(begin)

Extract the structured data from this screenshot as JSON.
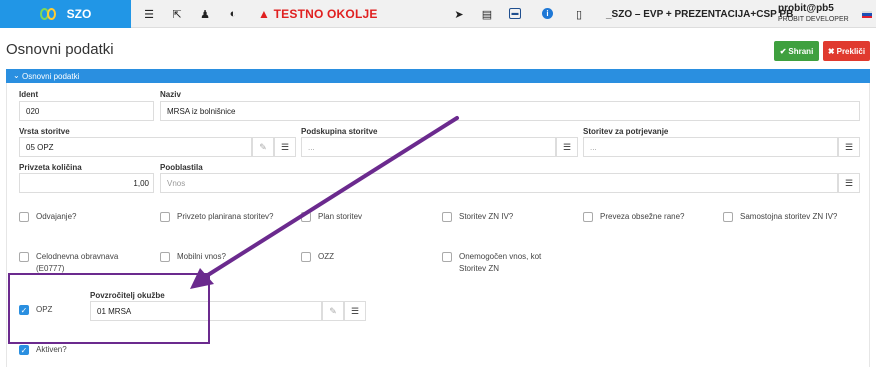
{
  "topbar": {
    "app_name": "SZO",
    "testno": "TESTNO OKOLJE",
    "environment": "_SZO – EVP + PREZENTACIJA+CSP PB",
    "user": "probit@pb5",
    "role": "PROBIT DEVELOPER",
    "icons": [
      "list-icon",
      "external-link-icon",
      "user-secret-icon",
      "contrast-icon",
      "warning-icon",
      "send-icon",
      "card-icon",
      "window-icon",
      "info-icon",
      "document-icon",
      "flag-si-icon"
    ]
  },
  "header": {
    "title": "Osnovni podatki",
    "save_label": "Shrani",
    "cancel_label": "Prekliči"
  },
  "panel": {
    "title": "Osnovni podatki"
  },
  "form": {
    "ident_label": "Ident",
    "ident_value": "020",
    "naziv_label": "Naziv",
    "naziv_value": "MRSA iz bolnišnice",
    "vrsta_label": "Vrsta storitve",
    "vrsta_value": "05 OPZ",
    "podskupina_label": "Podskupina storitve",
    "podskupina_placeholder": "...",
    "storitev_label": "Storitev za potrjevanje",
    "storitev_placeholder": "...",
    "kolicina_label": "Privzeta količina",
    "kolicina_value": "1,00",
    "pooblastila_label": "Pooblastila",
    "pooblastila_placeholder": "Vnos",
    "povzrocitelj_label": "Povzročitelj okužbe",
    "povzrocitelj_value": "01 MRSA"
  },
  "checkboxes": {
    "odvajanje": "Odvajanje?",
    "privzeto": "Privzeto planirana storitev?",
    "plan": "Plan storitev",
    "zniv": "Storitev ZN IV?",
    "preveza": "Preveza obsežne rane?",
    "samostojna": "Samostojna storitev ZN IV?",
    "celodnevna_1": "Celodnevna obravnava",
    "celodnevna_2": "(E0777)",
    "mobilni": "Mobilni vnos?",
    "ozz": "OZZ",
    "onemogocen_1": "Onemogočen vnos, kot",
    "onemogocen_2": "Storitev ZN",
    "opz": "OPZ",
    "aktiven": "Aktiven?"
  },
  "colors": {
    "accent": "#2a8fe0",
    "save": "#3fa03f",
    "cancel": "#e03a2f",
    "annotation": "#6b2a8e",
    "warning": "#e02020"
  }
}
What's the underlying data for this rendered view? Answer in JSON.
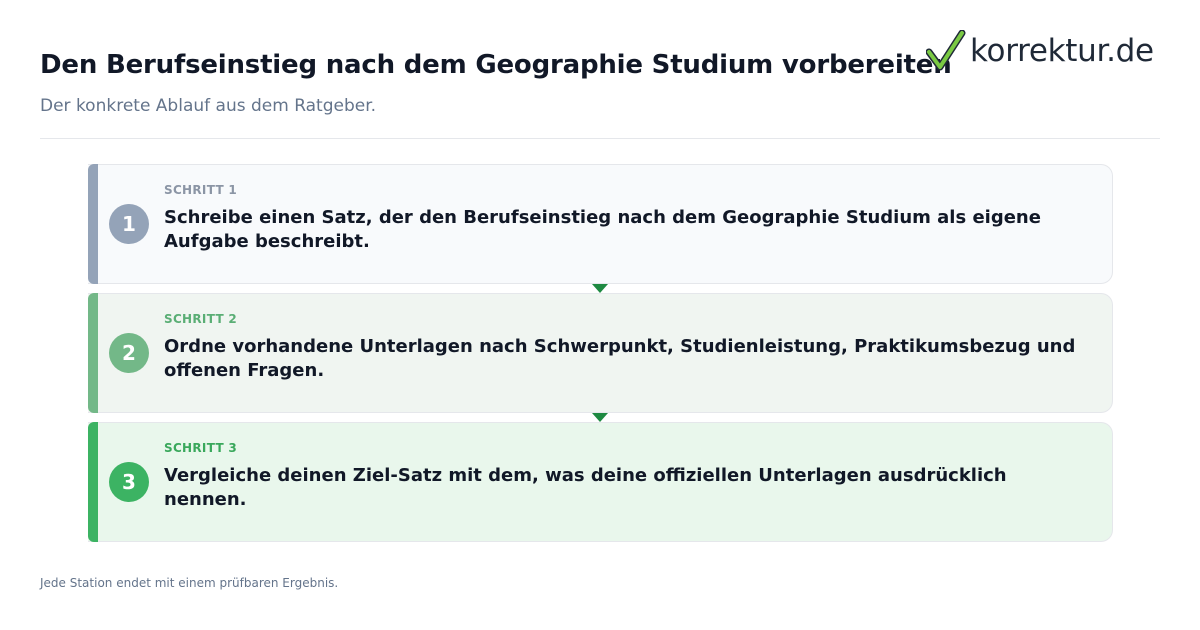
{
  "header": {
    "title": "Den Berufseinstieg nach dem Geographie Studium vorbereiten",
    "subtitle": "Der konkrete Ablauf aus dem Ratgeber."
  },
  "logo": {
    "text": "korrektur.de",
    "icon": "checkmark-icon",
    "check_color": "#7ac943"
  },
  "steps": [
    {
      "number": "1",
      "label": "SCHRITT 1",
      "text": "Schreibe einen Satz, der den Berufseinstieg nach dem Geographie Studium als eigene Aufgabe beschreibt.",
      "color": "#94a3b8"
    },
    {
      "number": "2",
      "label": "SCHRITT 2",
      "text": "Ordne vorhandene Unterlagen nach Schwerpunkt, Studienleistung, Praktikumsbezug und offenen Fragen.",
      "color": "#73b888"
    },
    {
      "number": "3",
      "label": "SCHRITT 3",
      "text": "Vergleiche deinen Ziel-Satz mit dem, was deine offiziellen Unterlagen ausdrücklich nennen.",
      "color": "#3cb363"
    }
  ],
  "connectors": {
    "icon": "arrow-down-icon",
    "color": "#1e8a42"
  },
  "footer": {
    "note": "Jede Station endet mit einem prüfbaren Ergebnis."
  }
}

(end)
(begin)

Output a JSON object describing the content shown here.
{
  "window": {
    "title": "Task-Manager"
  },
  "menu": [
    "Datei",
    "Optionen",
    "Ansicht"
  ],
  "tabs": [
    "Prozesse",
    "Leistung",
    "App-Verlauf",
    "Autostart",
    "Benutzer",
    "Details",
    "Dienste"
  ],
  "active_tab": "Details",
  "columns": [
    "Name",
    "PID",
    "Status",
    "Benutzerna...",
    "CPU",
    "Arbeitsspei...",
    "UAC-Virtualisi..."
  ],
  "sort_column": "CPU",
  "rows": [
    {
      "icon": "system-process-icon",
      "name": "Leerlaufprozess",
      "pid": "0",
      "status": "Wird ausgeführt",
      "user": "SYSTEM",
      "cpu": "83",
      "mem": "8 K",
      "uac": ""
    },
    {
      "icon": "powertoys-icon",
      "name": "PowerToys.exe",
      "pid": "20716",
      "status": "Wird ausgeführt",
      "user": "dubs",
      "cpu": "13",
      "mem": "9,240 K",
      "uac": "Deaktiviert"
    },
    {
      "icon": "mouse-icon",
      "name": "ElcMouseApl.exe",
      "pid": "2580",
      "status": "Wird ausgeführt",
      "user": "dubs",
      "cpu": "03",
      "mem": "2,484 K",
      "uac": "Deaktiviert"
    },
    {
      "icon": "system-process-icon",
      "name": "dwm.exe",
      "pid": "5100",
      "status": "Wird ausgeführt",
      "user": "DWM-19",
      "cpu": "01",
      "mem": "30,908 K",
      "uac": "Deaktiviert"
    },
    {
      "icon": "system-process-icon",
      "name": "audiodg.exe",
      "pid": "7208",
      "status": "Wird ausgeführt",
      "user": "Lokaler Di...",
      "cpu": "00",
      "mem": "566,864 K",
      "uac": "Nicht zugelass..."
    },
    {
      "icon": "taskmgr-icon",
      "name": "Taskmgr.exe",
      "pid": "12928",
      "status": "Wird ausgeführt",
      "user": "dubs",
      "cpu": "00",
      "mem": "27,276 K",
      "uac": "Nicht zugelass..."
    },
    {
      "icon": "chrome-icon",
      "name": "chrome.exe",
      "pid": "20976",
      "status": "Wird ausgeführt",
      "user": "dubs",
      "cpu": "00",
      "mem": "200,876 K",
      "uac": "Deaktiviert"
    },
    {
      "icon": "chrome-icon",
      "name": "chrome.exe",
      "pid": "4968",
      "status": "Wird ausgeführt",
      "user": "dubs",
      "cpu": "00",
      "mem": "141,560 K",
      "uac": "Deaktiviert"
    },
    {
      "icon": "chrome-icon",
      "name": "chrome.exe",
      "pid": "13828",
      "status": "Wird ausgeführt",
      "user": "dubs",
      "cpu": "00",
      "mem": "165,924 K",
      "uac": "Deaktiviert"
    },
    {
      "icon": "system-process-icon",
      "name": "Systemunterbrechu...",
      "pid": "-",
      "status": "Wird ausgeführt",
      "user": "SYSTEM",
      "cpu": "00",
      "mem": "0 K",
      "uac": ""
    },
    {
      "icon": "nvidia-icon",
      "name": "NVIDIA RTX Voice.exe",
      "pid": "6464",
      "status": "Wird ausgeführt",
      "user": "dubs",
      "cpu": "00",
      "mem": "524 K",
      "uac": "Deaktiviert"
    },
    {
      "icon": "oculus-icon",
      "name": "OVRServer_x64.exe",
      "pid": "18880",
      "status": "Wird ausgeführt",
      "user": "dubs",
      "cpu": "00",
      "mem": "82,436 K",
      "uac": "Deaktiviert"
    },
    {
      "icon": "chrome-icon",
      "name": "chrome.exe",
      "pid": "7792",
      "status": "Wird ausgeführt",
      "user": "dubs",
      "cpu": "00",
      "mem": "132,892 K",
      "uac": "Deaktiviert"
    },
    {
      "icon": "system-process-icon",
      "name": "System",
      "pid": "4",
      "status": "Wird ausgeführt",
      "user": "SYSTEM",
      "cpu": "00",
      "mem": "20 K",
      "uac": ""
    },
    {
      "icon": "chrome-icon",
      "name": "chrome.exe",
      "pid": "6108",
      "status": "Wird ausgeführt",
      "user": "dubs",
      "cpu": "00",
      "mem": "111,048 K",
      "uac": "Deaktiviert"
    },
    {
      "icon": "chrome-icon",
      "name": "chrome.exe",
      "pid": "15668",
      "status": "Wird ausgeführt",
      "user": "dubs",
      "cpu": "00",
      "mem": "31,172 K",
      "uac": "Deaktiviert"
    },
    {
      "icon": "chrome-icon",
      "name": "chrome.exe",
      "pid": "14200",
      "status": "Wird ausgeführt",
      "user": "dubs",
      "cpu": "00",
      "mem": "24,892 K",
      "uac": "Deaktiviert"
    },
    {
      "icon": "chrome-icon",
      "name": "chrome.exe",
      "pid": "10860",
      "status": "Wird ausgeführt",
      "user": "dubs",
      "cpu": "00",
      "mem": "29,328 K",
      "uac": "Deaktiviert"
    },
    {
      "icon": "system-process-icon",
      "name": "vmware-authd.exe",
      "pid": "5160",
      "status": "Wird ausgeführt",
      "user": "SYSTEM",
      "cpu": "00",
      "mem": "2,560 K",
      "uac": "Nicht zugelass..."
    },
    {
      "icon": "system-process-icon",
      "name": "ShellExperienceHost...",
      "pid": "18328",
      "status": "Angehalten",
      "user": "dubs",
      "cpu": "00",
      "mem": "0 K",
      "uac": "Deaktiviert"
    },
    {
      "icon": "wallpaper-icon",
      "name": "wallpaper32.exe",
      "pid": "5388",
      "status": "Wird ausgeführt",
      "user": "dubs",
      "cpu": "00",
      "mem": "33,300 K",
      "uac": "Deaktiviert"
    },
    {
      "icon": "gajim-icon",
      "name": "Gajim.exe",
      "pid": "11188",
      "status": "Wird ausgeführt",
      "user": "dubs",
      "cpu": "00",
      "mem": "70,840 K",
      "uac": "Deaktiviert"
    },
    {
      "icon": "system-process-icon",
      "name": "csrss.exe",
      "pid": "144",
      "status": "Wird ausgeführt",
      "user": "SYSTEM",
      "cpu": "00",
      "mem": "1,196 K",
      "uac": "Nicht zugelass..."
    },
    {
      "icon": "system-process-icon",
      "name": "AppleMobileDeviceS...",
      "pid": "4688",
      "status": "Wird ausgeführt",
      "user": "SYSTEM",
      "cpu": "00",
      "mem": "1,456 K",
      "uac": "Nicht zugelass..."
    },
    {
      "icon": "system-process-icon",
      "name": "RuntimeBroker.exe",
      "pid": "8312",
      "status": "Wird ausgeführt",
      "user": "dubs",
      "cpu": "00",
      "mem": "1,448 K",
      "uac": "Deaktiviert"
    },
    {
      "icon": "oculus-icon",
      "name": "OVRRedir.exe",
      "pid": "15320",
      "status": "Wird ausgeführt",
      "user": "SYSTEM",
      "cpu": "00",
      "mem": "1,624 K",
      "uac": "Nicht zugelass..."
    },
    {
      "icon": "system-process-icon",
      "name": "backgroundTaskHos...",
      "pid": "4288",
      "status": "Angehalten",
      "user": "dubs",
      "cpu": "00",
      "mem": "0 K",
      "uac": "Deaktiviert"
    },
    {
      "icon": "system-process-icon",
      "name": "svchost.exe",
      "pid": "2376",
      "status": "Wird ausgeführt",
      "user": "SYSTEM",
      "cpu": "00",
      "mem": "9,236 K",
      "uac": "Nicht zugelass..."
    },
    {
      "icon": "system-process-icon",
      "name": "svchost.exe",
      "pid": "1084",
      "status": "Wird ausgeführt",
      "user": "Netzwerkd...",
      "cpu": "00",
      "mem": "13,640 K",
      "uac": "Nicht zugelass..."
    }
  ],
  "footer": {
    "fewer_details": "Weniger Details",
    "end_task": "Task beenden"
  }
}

(end)
(begin)

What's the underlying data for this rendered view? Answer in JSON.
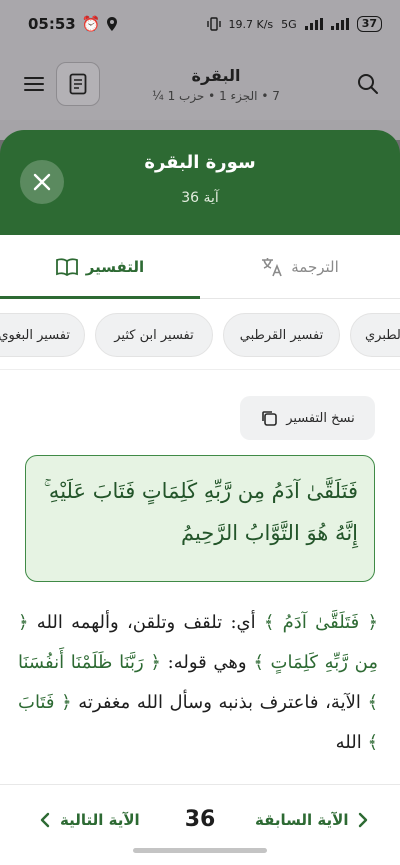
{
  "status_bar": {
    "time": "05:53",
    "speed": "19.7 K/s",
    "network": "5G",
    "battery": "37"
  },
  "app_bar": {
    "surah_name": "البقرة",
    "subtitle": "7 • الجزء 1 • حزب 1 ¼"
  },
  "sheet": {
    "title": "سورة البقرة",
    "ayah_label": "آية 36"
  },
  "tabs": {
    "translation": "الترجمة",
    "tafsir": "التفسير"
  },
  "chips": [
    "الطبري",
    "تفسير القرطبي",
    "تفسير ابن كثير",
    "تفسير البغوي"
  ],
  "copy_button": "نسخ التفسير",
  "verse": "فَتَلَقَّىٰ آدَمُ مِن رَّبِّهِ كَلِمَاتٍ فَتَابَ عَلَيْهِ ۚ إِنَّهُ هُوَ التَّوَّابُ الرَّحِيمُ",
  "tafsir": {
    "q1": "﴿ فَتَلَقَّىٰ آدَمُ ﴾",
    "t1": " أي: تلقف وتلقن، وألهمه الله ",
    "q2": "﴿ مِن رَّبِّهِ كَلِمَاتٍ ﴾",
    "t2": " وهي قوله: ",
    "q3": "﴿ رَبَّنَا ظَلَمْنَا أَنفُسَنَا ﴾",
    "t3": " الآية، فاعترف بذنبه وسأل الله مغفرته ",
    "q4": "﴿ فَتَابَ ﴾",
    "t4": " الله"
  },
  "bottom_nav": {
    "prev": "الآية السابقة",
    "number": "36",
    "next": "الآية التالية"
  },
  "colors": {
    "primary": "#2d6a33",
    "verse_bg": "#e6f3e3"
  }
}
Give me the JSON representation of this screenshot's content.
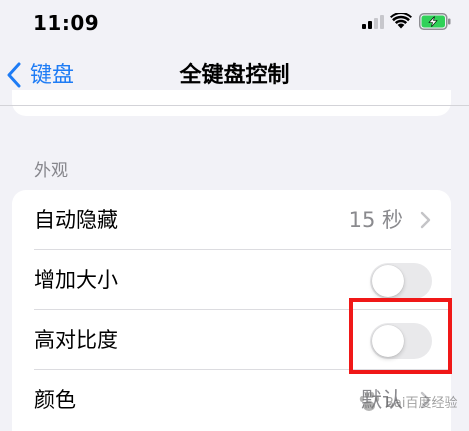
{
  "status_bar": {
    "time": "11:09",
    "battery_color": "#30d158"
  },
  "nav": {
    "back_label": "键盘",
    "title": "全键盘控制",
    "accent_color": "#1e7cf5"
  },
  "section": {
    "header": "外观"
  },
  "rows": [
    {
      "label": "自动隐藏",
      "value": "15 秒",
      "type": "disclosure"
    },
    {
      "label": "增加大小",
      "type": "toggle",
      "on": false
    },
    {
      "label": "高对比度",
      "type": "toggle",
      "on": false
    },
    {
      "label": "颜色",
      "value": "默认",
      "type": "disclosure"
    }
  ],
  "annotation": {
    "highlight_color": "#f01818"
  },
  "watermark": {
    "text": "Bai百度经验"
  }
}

(end)

Find and copy each line above that includes the string "البقرة".

_FINAL ANSWER_
    "surah_name": "البقرة",
    "title": "سورة البقرة",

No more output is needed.